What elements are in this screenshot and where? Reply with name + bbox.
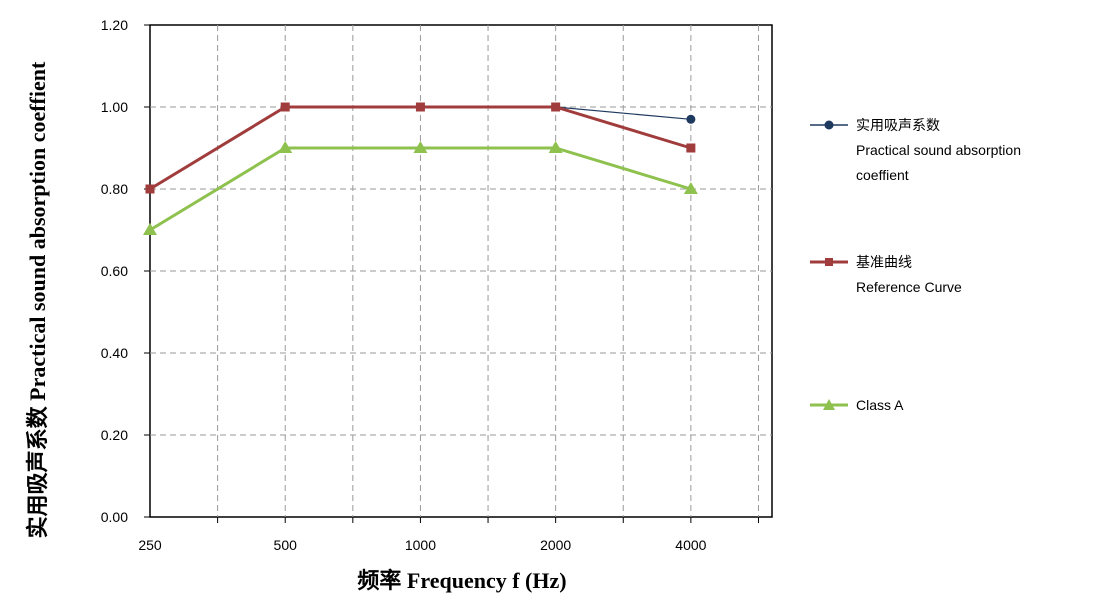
x-axis: 250 500 1000 2000 4000 xyxy=(138,517,759,553)
y-axis: 0.00 0.20 0.40 0.60 0.80 1.00 1.20 xyxy=(101,17,150,525)
data-point xyxy=(548,141,563,153)
y-tick-label: 0.00 xyxy=(101,509,128,525)
legend-label-reference-1: 基准曲线 xyxy=(856,254,912,270)
y-tick-label: 1.00 xyxy=(101,99,128,115)
legend-label-practical-1: 实用吸声系数 xyxy=(856,117,940,133)
series-2 xyxy=(143,141,698,235)
legend-marker-practical xyxy=(824,120,834,130)
data-point xyxy=(686,114,696,124)
data-point xyxy=(683,182,698,194)
x-tick-label: 4000 xyxy=(675,537,706,553)
legend-marker-class-a xyxy=(823,399,835,410)
data-point xyxy=(551,102,561,112)
y-tick-label: 0.20 xyxy=(101,427,128,443)
x-tick-label: 250 xyxy=(138,537,162,553)
y-axis-title: 实用吸声系数 Practical sound absorption coeffi… xyxy=(25,61,50,538)
data-point xyxy=(415,102,425,112)
series-1 xyxy=(145,102,696,194)
legend-entry-reference: 基准曲线 Reference Curve xyxy=(810,254,962,295)
legend-label-reference-2: Reference Curve xyxy=(856,279,962,295)
legend: 实用吸声系数 Practical sound absorption coeffi… xyxy=(810,117,1021,413)
y-tick-label: 0.60 xyxy=(101,263,128,279)
data-point xyxy=(278,141,293,153)
x-tick-label: 2000 xyxy=(540,537,571,553)
series-layer xyxy=(143,102,698,235)
grid xyxy=(150,25,772,517)
y-tick-label: 0.80 xyxy=(101,181,128,197)
data-point xyxy=(280,102,290,112)
legend-label-practical-3: coeffient xyxy=(856,167,909,183)
data-point xyxy=(413,141,428,153)
data-point xyxy=(686,143,696,153)
data-point xyxy=(143,223,157,235)
data-point xyxy=(145,184,155,194)
y-tick-label: 0.40 xyxy=(101,345,128,361)
legend-marker-reference xyxy=(825,258,833,266)
legend-label-class-a: Class A xyxy=(856,397,904,413)
y-tick-label: 1.20 xyxy=(101,17,128,33)
legend-entry-practical: 实用吸声系数 Practical sound absorption coeffi… xyxy=(810,117,1021,183)
legend-entry-class-a: Class A xyxy=(810,397,904,413)
x-tick-label: 500 xyxy=(274,537,298,553)
x-tick-label: 1000 xyxy=(405,537,436,553)
legend-label-practical-2: Practical sound absorption xyxy=(856,142,1021,158)
x-axis-title: 频率 Frequency f (Hz) xyxy=(357,568,566,593)
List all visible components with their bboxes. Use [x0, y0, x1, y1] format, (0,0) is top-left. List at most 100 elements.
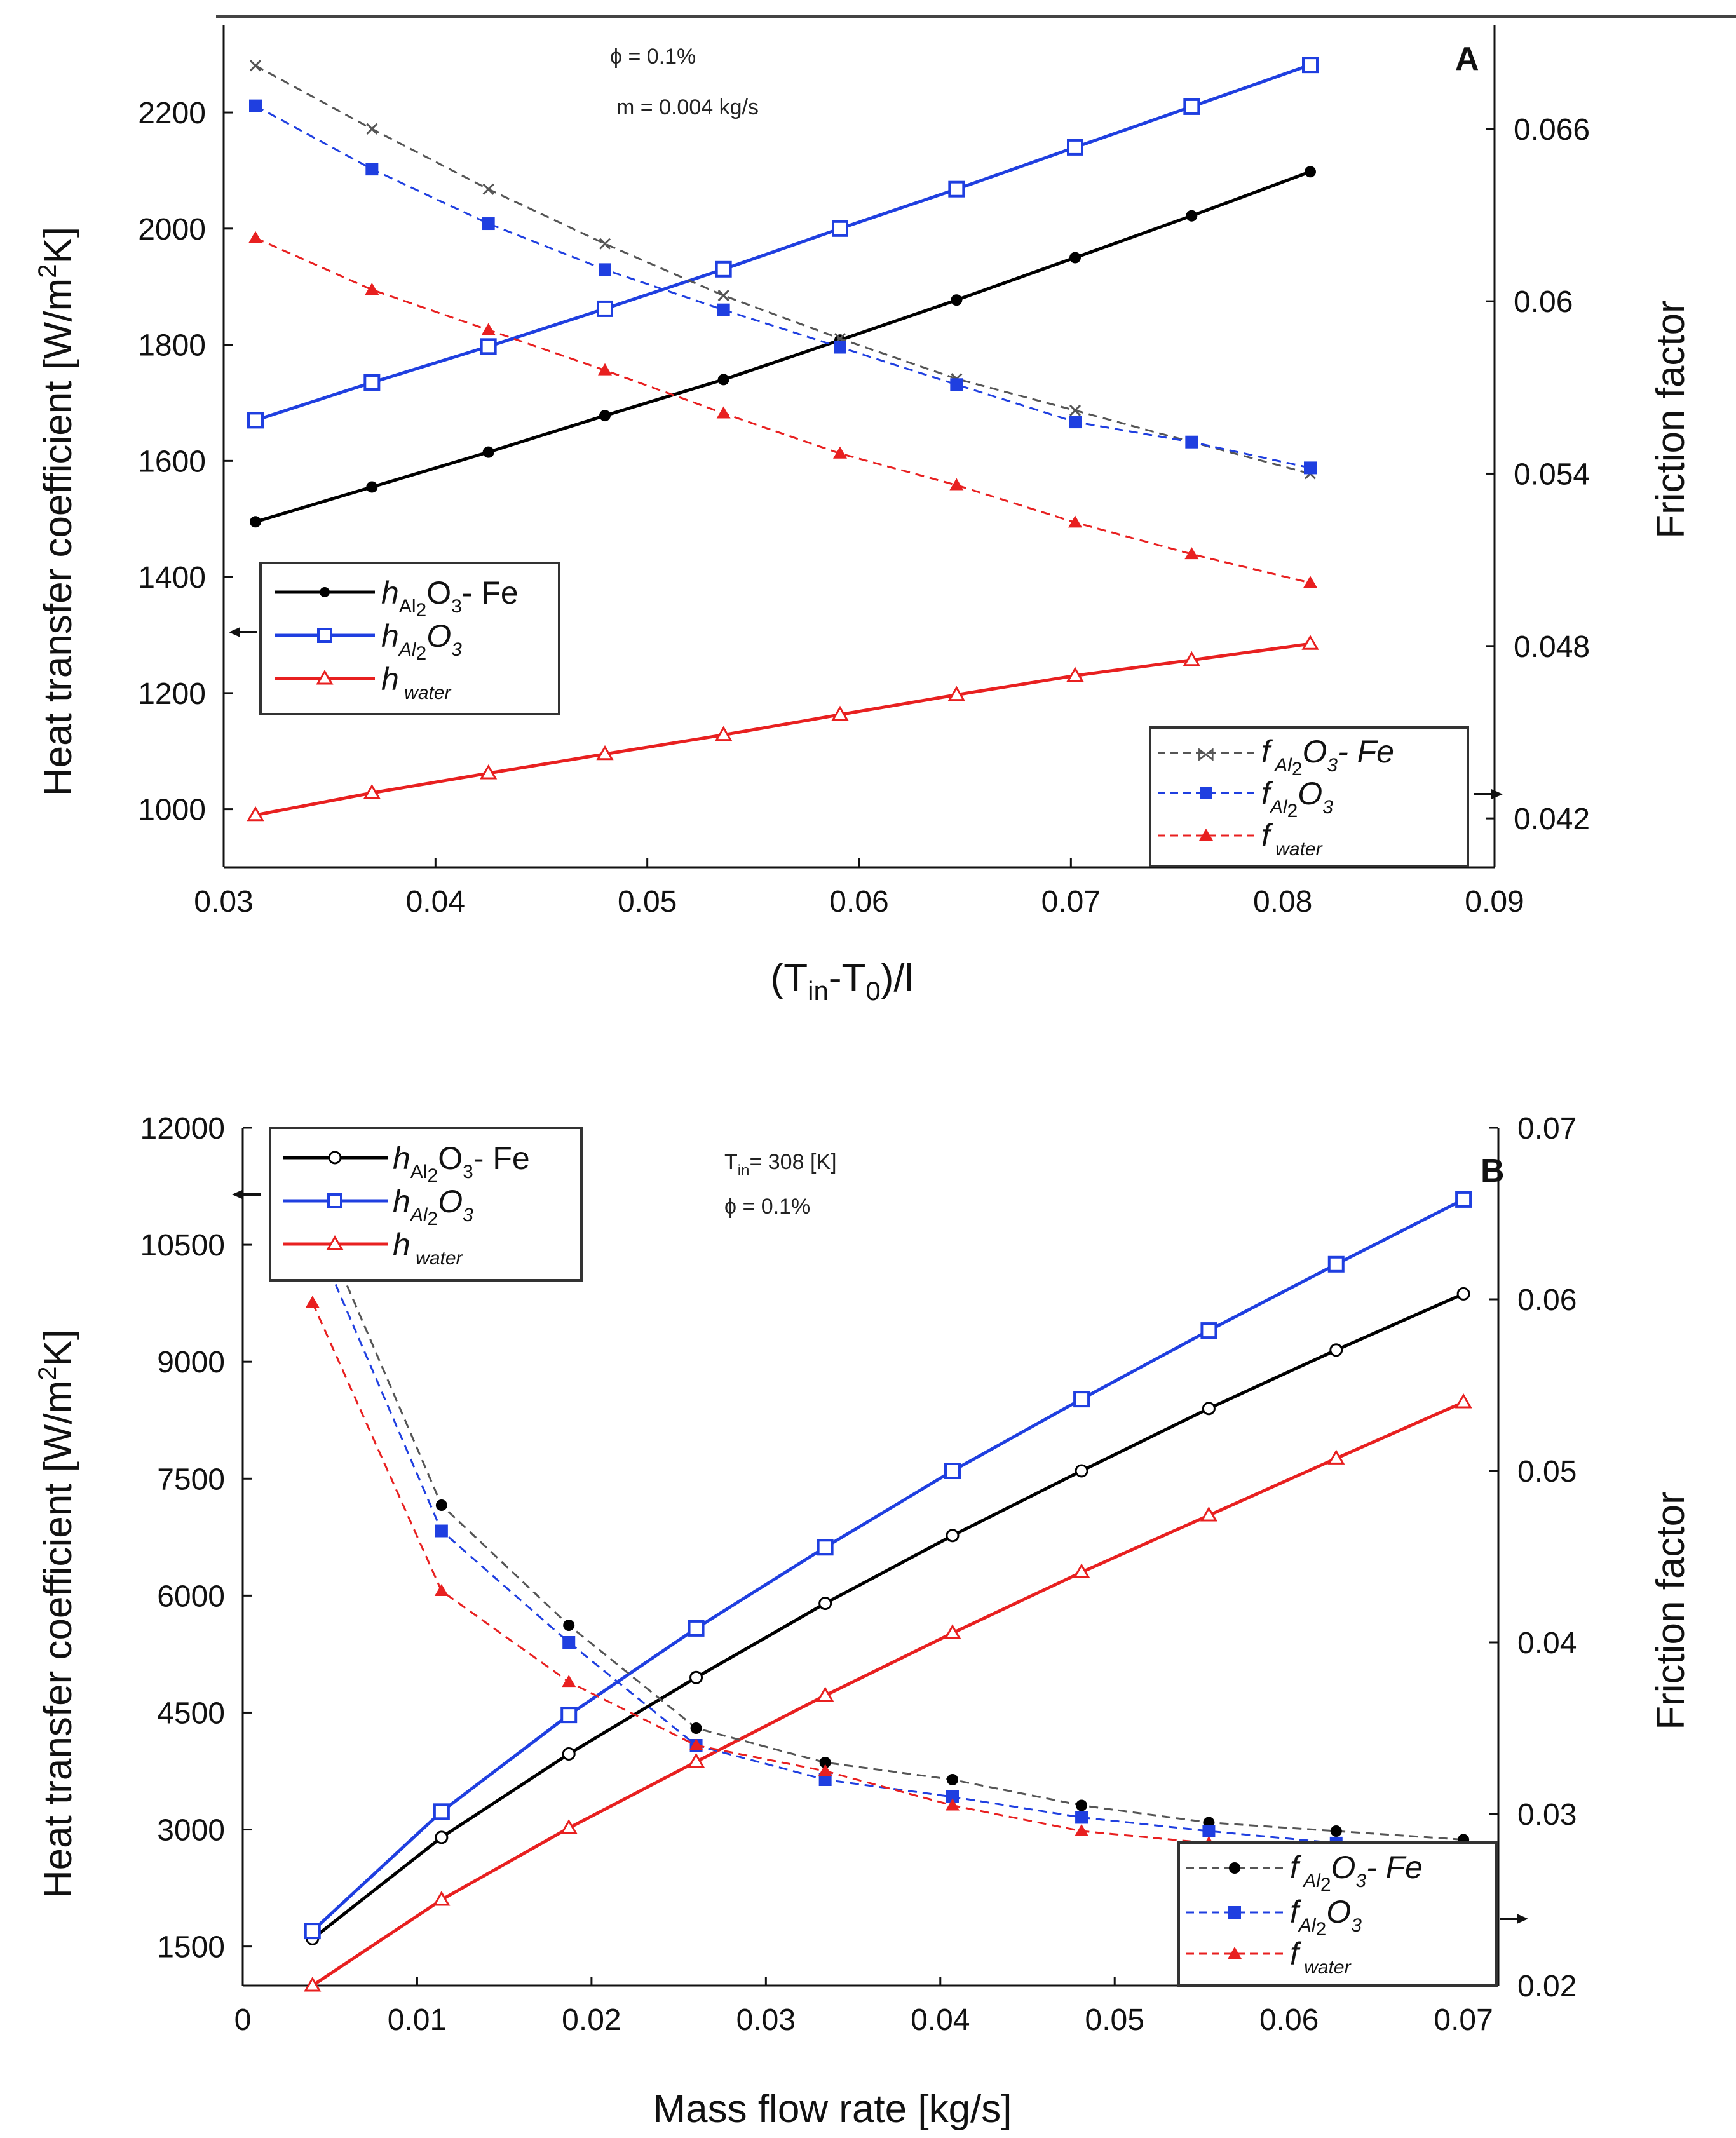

++++++

STATED GOAL: Which rows above contain the string "elements"? Pick out each of them and copy it in full.

RESULT OF THIS TASK:
What elements are in this screenshot and where? Reply with name + bbox.
List all visible components with their bboxes. Use [x0, y0, x1, y1] format, (0,0) is top-left. List at most 100 elements.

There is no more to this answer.